• [The exercise] Lay out the items, from the first line through the line with "y-axis-label: C/C0 (100, 314, 123, 362)", as a Markdown table with the columns Row and Line. Put one line per row, number the rows in the Row column, and skip any blank lines.

• [Dataset rows]
--- Begin ---

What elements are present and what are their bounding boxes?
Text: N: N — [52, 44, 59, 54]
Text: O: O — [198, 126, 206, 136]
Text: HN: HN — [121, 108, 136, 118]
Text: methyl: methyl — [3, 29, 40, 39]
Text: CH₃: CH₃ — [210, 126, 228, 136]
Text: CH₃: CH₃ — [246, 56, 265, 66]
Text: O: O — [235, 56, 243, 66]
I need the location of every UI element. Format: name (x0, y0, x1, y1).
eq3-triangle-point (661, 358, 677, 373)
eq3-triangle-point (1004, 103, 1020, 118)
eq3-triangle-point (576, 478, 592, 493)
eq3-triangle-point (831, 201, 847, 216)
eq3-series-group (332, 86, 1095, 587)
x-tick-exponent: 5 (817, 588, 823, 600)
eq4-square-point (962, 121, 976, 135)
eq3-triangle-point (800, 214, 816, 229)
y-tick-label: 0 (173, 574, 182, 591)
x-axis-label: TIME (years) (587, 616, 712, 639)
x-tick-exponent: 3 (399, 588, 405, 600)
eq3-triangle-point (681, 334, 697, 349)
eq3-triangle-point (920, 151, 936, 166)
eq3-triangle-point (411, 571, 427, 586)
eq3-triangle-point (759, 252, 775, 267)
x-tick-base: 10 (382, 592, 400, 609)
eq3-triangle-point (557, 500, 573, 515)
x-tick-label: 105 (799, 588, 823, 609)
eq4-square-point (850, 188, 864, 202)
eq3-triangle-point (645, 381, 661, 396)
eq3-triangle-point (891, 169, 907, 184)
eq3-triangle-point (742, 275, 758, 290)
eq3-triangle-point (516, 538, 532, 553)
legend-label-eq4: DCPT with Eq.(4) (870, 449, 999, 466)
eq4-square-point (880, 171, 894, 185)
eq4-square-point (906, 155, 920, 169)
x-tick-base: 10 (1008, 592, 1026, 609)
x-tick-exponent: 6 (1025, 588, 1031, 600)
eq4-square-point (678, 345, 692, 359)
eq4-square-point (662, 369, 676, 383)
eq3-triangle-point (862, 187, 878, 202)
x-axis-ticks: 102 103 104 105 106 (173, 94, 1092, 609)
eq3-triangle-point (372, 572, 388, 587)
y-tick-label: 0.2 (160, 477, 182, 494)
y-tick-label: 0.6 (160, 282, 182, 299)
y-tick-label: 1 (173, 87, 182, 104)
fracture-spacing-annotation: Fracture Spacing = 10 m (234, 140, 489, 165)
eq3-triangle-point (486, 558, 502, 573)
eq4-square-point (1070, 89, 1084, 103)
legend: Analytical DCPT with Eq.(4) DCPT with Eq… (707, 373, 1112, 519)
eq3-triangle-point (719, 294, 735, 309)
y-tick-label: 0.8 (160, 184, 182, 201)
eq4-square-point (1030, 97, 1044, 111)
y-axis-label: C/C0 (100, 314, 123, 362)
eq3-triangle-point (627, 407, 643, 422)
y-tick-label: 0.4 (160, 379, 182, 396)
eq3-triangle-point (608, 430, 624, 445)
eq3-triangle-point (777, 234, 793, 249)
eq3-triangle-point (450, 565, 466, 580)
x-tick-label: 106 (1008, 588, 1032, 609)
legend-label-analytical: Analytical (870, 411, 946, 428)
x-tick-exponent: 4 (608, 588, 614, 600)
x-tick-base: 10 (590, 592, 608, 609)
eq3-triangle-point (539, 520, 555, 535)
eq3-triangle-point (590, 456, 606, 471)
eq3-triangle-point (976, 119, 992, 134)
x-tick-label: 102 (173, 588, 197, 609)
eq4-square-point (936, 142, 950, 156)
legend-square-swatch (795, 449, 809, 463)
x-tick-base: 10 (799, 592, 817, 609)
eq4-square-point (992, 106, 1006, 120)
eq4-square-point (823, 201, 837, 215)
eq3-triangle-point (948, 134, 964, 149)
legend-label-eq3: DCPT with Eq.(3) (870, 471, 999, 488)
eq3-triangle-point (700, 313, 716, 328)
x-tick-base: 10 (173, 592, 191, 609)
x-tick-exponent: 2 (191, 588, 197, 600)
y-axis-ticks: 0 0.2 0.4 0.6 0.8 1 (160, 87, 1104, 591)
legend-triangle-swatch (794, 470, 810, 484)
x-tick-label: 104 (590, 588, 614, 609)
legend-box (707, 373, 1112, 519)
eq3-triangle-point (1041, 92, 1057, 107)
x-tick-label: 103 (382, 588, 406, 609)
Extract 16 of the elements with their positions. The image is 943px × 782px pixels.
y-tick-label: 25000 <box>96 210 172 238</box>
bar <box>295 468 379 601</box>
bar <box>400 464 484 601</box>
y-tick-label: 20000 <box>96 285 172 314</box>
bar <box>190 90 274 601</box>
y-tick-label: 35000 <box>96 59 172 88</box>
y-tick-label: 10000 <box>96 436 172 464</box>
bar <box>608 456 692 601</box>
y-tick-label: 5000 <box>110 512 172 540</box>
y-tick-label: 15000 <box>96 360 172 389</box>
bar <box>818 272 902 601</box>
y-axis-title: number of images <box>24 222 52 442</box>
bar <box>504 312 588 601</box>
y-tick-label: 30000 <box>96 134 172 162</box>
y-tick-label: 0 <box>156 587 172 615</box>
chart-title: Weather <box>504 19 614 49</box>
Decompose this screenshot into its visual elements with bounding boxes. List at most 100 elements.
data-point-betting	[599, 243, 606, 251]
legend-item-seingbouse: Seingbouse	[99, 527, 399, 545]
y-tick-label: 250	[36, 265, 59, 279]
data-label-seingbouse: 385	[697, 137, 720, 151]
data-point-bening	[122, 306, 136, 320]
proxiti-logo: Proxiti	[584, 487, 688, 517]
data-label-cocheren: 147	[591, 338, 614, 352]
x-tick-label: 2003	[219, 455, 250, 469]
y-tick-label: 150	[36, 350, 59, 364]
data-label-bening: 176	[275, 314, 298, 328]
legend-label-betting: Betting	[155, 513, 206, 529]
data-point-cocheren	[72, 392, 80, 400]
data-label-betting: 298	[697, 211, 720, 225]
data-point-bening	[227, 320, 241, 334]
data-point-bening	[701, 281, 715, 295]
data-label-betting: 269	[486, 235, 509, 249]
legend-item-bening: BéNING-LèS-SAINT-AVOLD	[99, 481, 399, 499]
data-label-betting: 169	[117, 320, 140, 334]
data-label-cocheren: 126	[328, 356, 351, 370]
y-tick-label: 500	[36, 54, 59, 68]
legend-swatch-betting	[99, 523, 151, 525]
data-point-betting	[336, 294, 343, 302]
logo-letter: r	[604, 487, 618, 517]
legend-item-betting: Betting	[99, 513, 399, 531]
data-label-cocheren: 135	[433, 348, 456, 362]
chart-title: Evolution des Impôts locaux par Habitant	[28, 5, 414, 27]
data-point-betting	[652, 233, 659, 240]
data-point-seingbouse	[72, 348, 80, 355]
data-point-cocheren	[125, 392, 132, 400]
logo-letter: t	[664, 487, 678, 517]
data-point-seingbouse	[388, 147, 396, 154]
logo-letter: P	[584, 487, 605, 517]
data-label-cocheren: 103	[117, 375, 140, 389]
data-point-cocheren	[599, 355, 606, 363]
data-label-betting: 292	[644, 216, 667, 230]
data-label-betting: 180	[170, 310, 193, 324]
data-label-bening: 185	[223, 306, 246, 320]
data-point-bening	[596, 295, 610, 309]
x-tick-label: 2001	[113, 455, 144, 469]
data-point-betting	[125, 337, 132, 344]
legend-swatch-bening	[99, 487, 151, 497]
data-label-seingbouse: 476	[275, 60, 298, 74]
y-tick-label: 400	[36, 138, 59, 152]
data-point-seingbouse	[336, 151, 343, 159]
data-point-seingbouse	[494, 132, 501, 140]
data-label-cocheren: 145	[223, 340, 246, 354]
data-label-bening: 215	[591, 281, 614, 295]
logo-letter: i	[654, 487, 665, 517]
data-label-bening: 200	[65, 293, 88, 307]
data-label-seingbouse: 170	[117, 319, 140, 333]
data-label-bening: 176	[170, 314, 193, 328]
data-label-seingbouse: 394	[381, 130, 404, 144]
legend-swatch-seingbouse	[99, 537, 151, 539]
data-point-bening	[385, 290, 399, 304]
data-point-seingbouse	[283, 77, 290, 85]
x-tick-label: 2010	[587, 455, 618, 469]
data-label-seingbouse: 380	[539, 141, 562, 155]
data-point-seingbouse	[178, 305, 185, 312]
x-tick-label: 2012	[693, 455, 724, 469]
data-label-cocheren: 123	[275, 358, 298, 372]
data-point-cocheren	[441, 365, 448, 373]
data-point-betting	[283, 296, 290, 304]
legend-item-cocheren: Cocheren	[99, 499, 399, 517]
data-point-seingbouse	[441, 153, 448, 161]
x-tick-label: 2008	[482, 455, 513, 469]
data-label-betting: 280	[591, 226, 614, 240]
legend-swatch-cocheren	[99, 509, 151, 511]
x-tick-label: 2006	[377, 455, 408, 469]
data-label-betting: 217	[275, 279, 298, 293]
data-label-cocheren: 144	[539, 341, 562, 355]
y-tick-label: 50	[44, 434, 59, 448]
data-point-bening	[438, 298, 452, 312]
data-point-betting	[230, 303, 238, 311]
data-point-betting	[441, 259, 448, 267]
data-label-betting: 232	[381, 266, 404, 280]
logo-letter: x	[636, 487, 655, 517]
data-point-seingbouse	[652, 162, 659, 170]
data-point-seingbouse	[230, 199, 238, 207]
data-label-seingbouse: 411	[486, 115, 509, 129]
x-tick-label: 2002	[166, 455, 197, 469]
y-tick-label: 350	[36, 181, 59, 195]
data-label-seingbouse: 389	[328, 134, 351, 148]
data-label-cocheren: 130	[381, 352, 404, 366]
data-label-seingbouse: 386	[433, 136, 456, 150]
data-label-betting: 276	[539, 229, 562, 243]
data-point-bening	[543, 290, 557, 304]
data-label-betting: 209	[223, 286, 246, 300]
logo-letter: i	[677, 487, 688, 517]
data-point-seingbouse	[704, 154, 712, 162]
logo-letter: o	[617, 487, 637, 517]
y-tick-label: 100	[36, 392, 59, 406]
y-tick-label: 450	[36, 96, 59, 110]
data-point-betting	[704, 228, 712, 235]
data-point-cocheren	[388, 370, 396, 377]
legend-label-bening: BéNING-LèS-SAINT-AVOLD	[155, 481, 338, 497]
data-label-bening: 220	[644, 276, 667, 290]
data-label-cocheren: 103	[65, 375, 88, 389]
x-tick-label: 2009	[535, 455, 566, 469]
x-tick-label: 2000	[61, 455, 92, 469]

--- End ---

• [Solution below]
| Row | Line |
|---|---|
| 1 | What elements are present and what are their bounding boxes? |
| 2 | Text: N: N — [52, 44, 59, 54] |
| 3 | Text: O: O — [198, 126, 206, 136] |
| 4 | Text: HN: HN — [121, 108, 136, 118] |
| 5 | Text: methyl: methyl — [3, 29, 40, 39] |
| 6 | Text: CH₃: CH₃ — [210, 126, 228, 136] |
| 7 | Text: CH₃: CH₃ — [246, 56, 265, 66] |
| 8 | Text: O: O — [235, 56, 243, 66] |
| 9 | I need the location of every UI element. Format: name (x0, y0, x1, y1). |
| 10 | eq3-triangle-point (661, 358, 677, 373) |
| 11 | eq3-triangle-point (1004, 103, 1020, 118) |
| 12 | eq3-triangle-point (576, 478, 592, 493) |
| 13 | eq3-triangle-point (831, 201, 847, 216) |
| 14 | eq3-series-group (332, 86, 1095, 587) |
| 15 | x-tick-exponent: 5 (817, 588, 823, 600) |
| 16 | eq4-square-point (962, 121, 976, 135) |
| 17 | eq3-triangle-point (800, 214, 816, 229) |
| 18 | y-tick-label: 0 (173, 574, 182, 591) |
| 19 | x-axis-label: TIME (years) (587, 616, 712, 639) |
| 20 | x-tick-exponent: 3 (399, 588, 405, 600) |
| 21 | eq3-triangle-point (681, 334, 697, 349) |
| 22 | eq3-triangle-point (920, 151, 936, 166) |
| 23 | eq3-triangle-point (411, 571, 427, 586) |
| 24 | eq3-triangle-point (759, 252, 775, 267) |
| 25 | x-tick-base: 10 (382, 592, 400, 609) |
| 26 | eq3-triangle-point (557, 500, 573, 515) |
| 27 | x-tick-label: 105 (799, 588, 823, 609) |
| 28 | eq4-square-point (850, 188, 864, 202) |
| 29 | eq3-triangle-point (645, 381, 661, 396) |
| 30 | eq3-triangle-point (891, 169, 907, 184) |
| 31 | eq3-triangle-point (742, 275, 758, 290) |
| 32 | eq3-triangle-point (516, 538, 532, 553) |
| 33 | legend-label-eq4: DCPT with Eq.(4) (870, 449, 999, 466) |
| 34 | eq4-square-point (880, 171, 894, 185) |
| 35 | eq4-square-point (906, 155, 920, 169) |
| 36 | x-tick-base: 10 (1008, 592, 1026, 609) |
| 37 | x-tick-exponent: 6 (1025, 588, 1031, 600) |
| 38 | eq4-square-point (678, 345, 692, 359) |
| 39 | eq4-square-point (662, 369, 676, 383) |
| 40 | eq3-triangle-point (862, 187, 878, 202) |
| 41 | x-axis-ticks: 102 103 104 105 106 (173, 94, 1092, 609) |
| 42 | eq3-triangle-point (372, 572, 388, 587) |
| 43 | y-tick-label: 0.2 (160, 477, 182, 494) |
| 44 | y-tick-label: 0.6 (160, 282, 182, 299) |
| 45 | y-tick-label: 1 (173, 87, 182, 104) |
| 46 | fracture-spacing-annotation: Fracture Spacing = 10 m (234, 140, 489, 165) |
| 47 | eq3-triangle-point (486, 558, 502, 573) |
| 48 | eq4-square-point (1070, 89, 1084, 103) |
| 49 | legend: Analytical DCPT with Eq.(4) DCPT with Eq… (707, 373, 1112, 519) |
| 50 | eq3-triangle-point (719, 294, 735, 309) |
| 51 | y-tick-label: 0.8 (160, 184, 182, 201) |
| 52 | eq4-square-point (1030, 97, 1044, 111) |
| 53 | y-axis-label: C/C0 (100, 314, 123, 362) |